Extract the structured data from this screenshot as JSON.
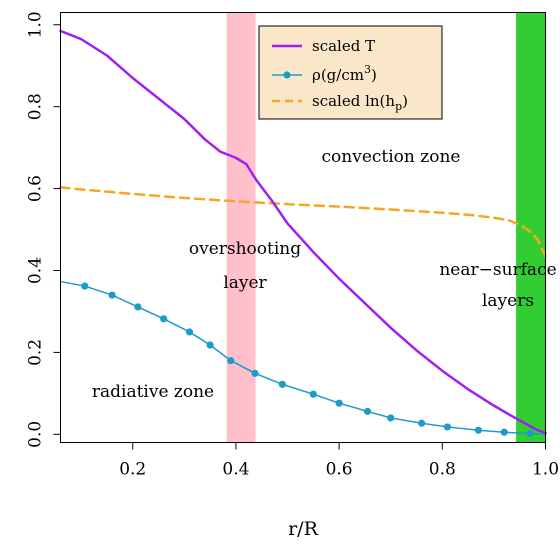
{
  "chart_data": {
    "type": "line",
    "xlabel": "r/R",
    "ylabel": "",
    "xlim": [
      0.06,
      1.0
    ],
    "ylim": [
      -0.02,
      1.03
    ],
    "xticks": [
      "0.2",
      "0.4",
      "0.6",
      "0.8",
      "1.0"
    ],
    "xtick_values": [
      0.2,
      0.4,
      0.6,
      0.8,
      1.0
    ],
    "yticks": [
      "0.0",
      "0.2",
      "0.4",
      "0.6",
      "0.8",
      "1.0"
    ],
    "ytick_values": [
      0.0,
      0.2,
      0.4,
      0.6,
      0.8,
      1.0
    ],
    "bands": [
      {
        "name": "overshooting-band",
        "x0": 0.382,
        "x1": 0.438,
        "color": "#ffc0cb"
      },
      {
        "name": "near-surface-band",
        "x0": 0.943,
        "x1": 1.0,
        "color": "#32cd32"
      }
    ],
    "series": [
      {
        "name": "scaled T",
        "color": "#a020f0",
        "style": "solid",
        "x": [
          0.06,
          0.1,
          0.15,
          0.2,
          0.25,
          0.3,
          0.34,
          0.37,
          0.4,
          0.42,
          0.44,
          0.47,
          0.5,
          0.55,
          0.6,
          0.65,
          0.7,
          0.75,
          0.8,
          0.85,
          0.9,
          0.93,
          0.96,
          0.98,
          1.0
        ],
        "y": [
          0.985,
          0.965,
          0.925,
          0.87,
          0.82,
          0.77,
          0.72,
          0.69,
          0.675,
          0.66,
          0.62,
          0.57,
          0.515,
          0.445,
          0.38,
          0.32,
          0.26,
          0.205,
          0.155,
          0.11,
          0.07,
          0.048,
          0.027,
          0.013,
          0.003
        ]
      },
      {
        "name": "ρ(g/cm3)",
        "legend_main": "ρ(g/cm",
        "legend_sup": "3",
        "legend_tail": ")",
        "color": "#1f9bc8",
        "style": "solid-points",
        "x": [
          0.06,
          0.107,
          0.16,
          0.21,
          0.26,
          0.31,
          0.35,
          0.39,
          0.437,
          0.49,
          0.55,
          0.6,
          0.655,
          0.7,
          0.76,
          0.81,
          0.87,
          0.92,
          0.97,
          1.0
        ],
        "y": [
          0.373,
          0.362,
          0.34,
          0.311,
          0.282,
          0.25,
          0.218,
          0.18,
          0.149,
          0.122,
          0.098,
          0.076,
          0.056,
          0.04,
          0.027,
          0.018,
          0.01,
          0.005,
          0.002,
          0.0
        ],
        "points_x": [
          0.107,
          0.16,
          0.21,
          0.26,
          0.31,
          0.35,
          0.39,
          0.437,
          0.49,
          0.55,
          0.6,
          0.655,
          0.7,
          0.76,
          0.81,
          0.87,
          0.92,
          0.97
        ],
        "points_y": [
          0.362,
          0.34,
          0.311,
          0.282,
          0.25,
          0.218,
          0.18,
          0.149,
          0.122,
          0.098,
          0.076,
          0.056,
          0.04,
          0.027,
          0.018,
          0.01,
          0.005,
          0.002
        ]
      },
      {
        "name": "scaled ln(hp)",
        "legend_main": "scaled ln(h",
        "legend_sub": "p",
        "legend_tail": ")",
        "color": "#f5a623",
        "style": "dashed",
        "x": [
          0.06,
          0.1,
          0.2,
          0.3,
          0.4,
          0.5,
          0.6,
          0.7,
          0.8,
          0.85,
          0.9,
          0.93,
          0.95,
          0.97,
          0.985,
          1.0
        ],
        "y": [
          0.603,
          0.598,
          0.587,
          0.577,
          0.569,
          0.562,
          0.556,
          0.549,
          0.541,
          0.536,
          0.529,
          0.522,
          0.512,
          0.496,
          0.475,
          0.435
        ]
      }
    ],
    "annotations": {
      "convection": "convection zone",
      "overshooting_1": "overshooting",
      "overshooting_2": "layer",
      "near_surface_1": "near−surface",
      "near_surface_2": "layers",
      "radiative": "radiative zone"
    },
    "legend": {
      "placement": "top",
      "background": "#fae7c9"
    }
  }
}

▬▬▬▬▬▬▬▬▬▬

AIM OF THE EXERCISE
Give the data again exactly as written, with all pictures left out.

EXERCISE SOLUTION
Extract the structured data from this screenshot as JSON.
{
  "chart_data": {
    "type": "line",
    "xlabel": "r/R",
    "ylabel": "",
    "xlim": [
      0.06,
      1.0
    ],
    "ylim": [
      -0.02,
      1.03
    ],
    "xticks": [
      "0.2",
      "0.4",
      "0.6",
      "0.8",
      "1.0"
    ],
    "xtick_values": [
      0.2,
      0.4,
      0.6,
      0.8,
      1.0
    ],
    "yticks": [
      "0.0",
      "0.2",
      "0.4",
      "0.6",
      "0.8",
      "1.0"
    ],
    "ytick_values": [
      0.0,
      0.2,
      0.4,
      0.6,
      0.8,
      1.0
    ],
    "bands": [
      {
        "name": "overshooting-band",
        "x0": 0.382,
        "x1": 0.438,
        "color": "#ffc0cb"
      },
      {
        "name": "near-surface-band",
        "x0": 0.943,
        "x1": 1.0,
        "color": "#32cd32"
      }
    ],
    "series": [
      {
        "name": "scaled T",
        "color": "#a020f0",
        "style": "solid",
        "x": [
          0.06,
          0.1,
          0.15,
          0.2,
          0.25,
          0.3,
          0.34,
          0.37,
          0.4,
          0.42,
          0.44,
          0.47,
          0.5,
          0.55,
          0.6,
          0.65,
          0.7,
          0.75,
          0.8,
          0.85,
          0.9,
          0.93,
          0.96,
          0.98,
          1.0
        ],
        "y": [
          0.985,
          0.965,
          0.925,
          0.87,
          0.82,
          0.77,
          0.72,
          0.69,
          0.675,
          0.66,
          0.62,
          0.57,
          0.515,
          0.445,
          0.38,
          0.32,
          0.26,
          0.205,
          0.155,
          0.11,
          0.07,
          0.048,
          0.027,
          0.013,
          0.003
        ]
      },
      {
        "name": "ρ(g/cm3)",
        "legend_main": "ρ(g/cm",
        "legend_sup": "3",
        "legend_tail": ")",
        "color": "#1f9bc8",
        "style": "solid-points",
        "x": [
          0.06,
          0.107,
          0.16,
          0.21,
          0.26,
          0.31,
          0.35,
          0.39,
          0.437,
          0.49,
          0.55,
          0.6,
          0.655,
          0.7,
          0.76,
          0.81,
          0.87,
          0.92,
          0.97,
          1.0
        ],
        "y": [
          0.373,
          0.362,
          0.34,
          0.311,
          0.282,
          0.25,
          0.218,
          0.18,
          0.149,
          0.122,
          0.098,
          0.076,
          0.056,
          0.04,
          0.027,
          0.018,
          0.01,
          0.005,
          0.002,
          0.0
        ],
        "points_x": [
          0.107,
          0.16,
          0.21,
          0.26,
          0.31,
          0.35,
          0.39,
          0.437,
          0.49,
          0.55,
          0.6,
          0.655,
          0.7,
          0.76,
          0.81,
          0.87,
          0.92,
          0.97
        ],
        "points_y": [
          0.362,
          0.34,
          0.311,
          0.282,
          0.25,
          0.218,
          0.18,
          0.149,
          0.122,
          0.098,
          0.076,
          0.056,
          0.04,
          0.027,
          0.018,
          0.01,
          0.005,
          0.002
        ]
      },
      {
        "name": "scaled ln(hp)",
        "legend_main": "scaled ln(h",
        "legend_sub": "p",
        "legend_tail": ")",
        "color": "#f5a623",
        "style": "dashed",
        "x": [
          0.06,
          0.1,
          0.2,
          0.3,
          0.4,
          0.5,
          0.6,
          0.7,
          0.8,
          0.85,
          0.9,
          0.93,
          0.95,
          0.97,
          0.985,
          1.0
        ],
        "y": [
          0.603,
          0.598,
          0.587,
          0.577,
          0.569,
          0.562,
          0.556,
          0.549,
          0.541,
          0.536,
          0.529,
          0.522,
          0.512,
          0.496,
          0.475,
          0.435
        ]
      }
    ],
    "annotations": {
      "convection": "convection zone",
      "overshooting_1": "overshooting",
      "overshooting_2": "layer",
      "near_surface_1": "near−surface",
      "near_surface_2": "layers",
      "radiative": "radiative zone"
    },
    "legend": {
      "placement": "top",
      "background": "#fae7c9"
    }
  }
}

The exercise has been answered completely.